§ **Work to complete**:
Could you copy every line from the material below in which "Services" appears?

Entries from a dataset:
..........

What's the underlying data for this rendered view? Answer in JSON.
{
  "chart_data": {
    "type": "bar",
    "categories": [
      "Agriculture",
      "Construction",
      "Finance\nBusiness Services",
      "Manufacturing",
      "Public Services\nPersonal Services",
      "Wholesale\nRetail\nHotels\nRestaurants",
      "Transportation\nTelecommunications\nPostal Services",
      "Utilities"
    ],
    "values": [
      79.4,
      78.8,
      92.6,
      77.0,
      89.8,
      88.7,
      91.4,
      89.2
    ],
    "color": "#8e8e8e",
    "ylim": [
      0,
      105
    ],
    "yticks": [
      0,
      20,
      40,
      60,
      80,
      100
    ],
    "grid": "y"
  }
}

..........

§ **Answer for this exercise**:
      "Finance\nBusiness Services",
      "Public Services\nPersonal Services",
      "Transportation\nTelecommunications\nPostal Services",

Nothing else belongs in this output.